Dataset entries:
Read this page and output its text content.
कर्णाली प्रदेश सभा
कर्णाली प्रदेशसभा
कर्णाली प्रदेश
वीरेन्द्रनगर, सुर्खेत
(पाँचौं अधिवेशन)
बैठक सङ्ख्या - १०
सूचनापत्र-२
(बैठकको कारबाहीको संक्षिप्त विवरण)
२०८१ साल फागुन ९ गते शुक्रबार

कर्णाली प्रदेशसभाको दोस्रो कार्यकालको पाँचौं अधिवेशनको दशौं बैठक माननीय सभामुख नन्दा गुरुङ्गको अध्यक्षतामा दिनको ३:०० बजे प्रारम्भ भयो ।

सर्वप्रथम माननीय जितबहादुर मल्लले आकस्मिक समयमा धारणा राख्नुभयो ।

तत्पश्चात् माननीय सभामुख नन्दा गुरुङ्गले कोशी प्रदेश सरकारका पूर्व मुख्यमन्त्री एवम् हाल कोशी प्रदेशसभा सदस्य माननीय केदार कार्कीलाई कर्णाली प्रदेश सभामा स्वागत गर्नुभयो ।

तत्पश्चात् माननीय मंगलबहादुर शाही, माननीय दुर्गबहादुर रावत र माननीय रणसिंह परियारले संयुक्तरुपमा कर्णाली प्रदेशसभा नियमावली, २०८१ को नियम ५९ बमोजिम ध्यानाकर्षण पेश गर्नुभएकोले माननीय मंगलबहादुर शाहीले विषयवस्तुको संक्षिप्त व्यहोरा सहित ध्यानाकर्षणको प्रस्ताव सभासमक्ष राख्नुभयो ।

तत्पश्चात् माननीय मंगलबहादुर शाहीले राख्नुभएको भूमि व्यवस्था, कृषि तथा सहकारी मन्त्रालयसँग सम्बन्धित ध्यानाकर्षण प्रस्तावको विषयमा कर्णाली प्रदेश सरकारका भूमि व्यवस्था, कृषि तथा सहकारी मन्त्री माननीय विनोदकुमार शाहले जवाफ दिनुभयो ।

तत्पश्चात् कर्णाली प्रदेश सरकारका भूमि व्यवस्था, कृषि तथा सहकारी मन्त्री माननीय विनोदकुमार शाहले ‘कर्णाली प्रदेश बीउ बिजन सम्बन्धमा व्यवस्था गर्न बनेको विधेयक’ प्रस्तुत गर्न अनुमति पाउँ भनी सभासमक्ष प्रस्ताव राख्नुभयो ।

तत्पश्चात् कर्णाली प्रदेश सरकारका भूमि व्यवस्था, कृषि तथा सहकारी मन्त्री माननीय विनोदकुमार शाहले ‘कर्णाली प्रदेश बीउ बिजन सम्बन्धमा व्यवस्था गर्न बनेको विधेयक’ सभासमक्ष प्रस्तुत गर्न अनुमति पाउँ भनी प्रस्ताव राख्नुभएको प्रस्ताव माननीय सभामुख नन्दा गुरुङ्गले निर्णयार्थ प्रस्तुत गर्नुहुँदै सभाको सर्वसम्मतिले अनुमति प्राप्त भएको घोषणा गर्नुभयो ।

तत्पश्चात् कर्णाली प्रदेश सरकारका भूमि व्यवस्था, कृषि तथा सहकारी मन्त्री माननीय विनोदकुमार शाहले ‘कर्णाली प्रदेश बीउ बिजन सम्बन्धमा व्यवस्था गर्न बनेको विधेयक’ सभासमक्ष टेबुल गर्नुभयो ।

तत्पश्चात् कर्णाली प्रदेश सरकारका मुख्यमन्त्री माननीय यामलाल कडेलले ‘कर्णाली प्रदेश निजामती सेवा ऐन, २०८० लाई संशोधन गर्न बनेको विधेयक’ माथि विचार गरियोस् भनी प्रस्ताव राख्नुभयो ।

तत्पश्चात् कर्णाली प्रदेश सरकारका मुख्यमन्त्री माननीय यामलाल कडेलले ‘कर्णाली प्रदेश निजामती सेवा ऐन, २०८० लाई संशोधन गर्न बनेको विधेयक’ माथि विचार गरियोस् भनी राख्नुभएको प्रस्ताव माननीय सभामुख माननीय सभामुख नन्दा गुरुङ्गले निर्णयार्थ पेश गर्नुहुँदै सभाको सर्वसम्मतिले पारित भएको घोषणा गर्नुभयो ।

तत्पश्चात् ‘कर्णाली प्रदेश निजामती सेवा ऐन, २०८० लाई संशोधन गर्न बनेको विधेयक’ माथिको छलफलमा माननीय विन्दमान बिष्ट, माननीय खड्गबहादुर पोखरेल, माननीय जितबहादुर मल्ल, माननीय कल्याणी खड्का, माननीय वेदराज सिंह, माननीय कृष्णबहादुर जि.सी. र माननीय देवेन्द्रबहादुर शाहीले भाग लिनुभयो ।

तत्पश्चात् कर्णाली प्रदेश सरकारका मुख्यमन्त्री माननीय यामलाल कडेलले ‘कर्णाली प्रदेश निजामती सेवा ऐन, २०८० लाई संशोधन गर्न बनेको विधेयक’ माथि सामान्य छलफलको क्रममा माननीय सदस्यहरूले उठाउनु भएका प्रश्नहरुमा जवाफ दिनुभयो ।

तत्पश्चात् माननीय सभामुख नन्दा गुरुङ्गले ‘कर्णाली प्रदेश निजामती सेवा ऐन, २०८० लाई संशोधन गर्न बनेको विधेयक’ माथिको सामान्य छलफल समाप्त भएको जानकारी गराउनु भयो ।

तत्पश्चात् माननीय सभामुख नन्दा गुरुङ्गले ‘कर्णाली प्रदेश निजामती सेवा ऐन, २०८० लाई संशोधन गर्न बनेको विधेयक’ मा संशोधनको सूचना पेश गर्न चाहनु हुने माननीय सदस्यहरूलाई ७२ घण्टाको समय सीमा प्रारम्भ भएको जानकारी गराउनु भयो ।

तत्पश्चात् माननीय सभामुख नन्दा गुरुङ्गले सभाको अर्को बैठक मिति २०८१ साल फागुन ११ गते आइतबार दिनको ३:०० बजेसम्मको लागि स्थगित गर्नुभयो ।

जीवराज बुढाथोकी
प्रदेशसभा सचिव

**STATED EXERCISE**:
Copy out the whole listing exactly; please set it all down.

**SOLUTION FOR THIS PROBLEM**:
Read this page and output its text content.
कर्णाली प्रदेश सभा
कर्णाली प्रदेशसभा
कर्णाली प्रदेश
वीरेन्द्रनगर, सुर्खेत
(पाँचौं अधिवेशन)
बैठक सङ्ख्या - १०
सूचनापत्र-२
(बैठकको कारबाहीको संक्षिप्त विवरण)
२०८१ साल फागुन ९ गते शुक्रबार

कर्णाली प्रदेशसभाको दोस्रो कार्यकालको पाँचौं अधिवेशनको दशौं बैठक माननीय सभामुख नन्दा गुरुङ्गको अध्यक्षतामा दिनको ३:०० बजे प्रारम्भ भयो ।

सर्वप्रथम माननीय जितबहादुर मल्लले आकस्मिक समयमा धारणा राख्नुभयो ।

तत्पश्चात् माननीय सभामुख नन्दा गुरुङ्गले कोशी प्रदेश सरकारका पूर्व मुख्यमन्त्री एवम् हाल कोशी प्रदेशसभा सदस्य माननीय केदार कार्कीलाई कर्णाली प्रदेश सभामा स्वागत गर्नुभयो ।

तत्पश्चात् माननीय मंगलबहादुर शाही, माननीय दुर्गबहादुर रावत र माननीय रणसिंह परियारले संयुक्तरुपमा कर्णाली प्रदेशसभा नियमावली, २०८१ को नियम ५९ बमोजिम ध्यानाकर्षण पेश गर्नुभएकोले माननीय मंगलबहादुर शाहीले विषयवस्तुको संक्षिप्त व्यहोरा सहित ध्यानाकर्षणको प्रस्ताव सभासमक्ष राख्नुभयो ।

तत्पश्चात् माननीय मंगलबहादुर शाहीले राख्नुभएको भूमि व्यवस्था, कृषि तथा सहकारी मन्त्रालयसँग सम्बन्धित ध्यानाकर्षण प्रस्तावको विषयमा कर्णाली प्रदेश सरकारका भूमि व्यवस्था, कृषि तथा सहकारी मन्त्री माननीय विनोदकुमार शाहले जवाफ दिनुभयो ।

तत्पश्चात् कर्णाली प्रदेश सरकारका भूमि व्यवस्था, कृषि तथा सहकारी मन्त्री माननीय विनोदकुमार शाहले ‘कर्णाली प्रदेश बीउ बिजन सम्बन्धमा व्यवस्था गर्न बनेको विधेयक’ प्रस्तुत गर्न अनुमति पाउँ भनी सभासमक्ष प्रस्ताव राख्नुभयो ।

तत्पश्चात् कर्णाली प्रदेश सरकारका भूमि व्यवस्था, कृषि तथा सहकारी मन्त्री माननीय विनोदकुमार शाहले ‘कर्णाली प्रदेश बीउ बिजन सम्बन्धमा व्यवस्था गर्न बनेको विधेयक’ सभासमक्ष प्रस्तुत गर्न अनुमति पाउँ भनी प्रस्ताव राख्नुभएको प्रस्ताव माननीय सभामुख नन्दा गुरुङ्गले निर्णयार्थ प्रस्तुत गर्नुहुँदै सभाको सर्वसम्मतिले अनुमति प्राप्त भएको घोषणा गर्नुभयो ।

तत्पश्चात् कर्णाली प्रदेश सरकारका भूमि व्यवस्था, कृषि तथा सहकारी मन्त्री माननीय विनोदकुमार शाहले ‘कर्णाली प्रदेश बीउ बिजन सम्बन्धमा व्यवस्था गर्न बनेको विधेयक’ सभासमक्ष टेबुल गर्नुभयो ।

तत्पश्चात् कर्णाली प्रदेश सरकारका मुख्यमन्त्री माननीय यामलाल कडेलले ‘कर्णाली प्रदेश निजामती सेवा ऐन, २०८० लाई संशोधन गर्न बनेको विधेयक’ माथि विचार गरियोस् भनी प्रस्ताव राख्नुभयो ।

तत्पश्चात् कर्णाली प्रदेश सरकारका मुख्यमन्त्री माननीय यामलाल कडेलले ‘कर्णाली प्रदेश निजामती सेवा ऐन, २०८० लाई संशोधन गर्न बनेको विधेयक’ माथि विचार गरियोस् भनी राख्नुभएको प्रस्ताव माननीय सभामुख माननीय सभामुख नन्दा गुरुङ्गले निर्णयार्थ पेश गर्नुहुँदै सभाको सर्वसम्मतिले पारित भएको घोषणा गर्नुभयो ।

तत्पश्चात् ‘कर्णाली प्रदेश निजामती सेवा ऐन, २०८० लाई संशोधन गर्न बनेको विधेयक’ माथिको छलफलमा माननीय विन्दमान बिष्ट, माननीय खड्गबहादुर पोखरेल, माननीय जितबहादुर मल्ल, माननीय कल्याणी खड्का, माननीय वेदराज सिंह, माननीय कृष्णबहादुर जि.सी. र माननीय देवेन्द्रबहादुर शाहीले भाग लिनुभयो ।

तत्पश्चात् कर्णाली प्रदेश सरकारका मुख्यमन्त्री माननीय यामलाल कडेलले ‘कर्णाली प्रदेश निजामती सेवा ऐन, २०८० लाई संशोधन गर्न बनेको विधेयक’ माथि सामान्य छलफलको क्रममा माननीय सदस्यहरूले उठाउनु भएका प्रश्नहरुमा जवाफ दिनुभयो ।

तत्पश्चात् माननीय सभामुख नन्दा गुरुङ्गले ‘कर्णाली प्रदेश निजामती सेवा ऐन, २०८० लाई संशोधन गर्न बनेको विधेयक’ माथिको सामान्य छलफल समाप्त भएको जानकारी गराउनु भयो ।

तत्पश्चात् माननीय सभामुख नन्दा गुरुङ्गले ‘कर्णाली प्रदेश निजामती सेवा ऐन, २०८० लाई संशोधन गर्न बनेको विधेयक’ मा संशोधनको सूचना पेश गर्न चाहनु हुने माननीय सदस्यहरूलाई ७२ घण्टाको समय सीमा प्रारम्भ भएको जानकारी गराउनु भयो ।

तत्पश्चात् माननीय सभामुख नन्दा गुरुङ्गले सभाको अर्को बैठक मिति २०८१ साल फागुन ११ गते आइतबार दिनको ३:०० बजेसम्मको लागि स्थगित गर्नुभयो ।

जीवराज बुढाथोकी
प्रदेशसभा सचिव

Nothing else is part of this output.